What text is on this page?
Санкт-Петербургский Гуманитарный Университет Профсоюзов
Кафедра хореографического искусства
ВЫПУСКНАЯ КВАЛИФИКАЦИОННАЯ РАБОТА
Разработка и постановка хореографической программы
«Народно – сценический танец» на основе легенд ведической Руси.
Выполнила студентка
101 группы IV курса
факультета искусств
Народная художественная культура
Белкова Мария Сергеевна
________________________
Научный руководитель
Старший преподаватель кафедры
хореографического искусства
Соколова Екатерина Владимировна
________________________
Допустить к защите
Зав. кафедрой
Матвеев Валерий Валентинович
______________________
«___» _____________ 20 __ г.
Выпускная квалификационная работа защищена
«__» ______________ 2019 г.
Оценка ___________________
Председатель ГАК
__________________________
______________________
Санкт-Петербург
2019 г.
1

──────────

Set problem - Reproduce the entries above in full, verbatim.

Result below -
What text is on this page?
Санкт-Петербургский Гуманитарный Университет Профсоюзов
Кафедра хореографического искусства
ВЫПУСКНАЯ КВАЛИФИКАЦИОННАЯ РАБОТА
Разработка и постановка хореографической программы
«Народно – сценический танец» на основе легенд ведической Руси.
Выполнила студентка
101 группы IV курса
факультета искусств
Народная художественная культура
Белкова Мария Сергеевна
________________________
Научный руководитель
Старший преподаватель кафедры
хореографического искусства
Соколова Екатерина Владимировна
________________________
Допустить к защите
Зав. кафедрой
Матвеев Валерий Валентинович
______________________
«___» _____________ 20 __ г.
Выпускная квалификационная работа защищена
«__» ______________ 2019 г.
Оценка ___________________
Председатель ГАК
__________________________
______________________
Санкт-Петербург
2019 г.
1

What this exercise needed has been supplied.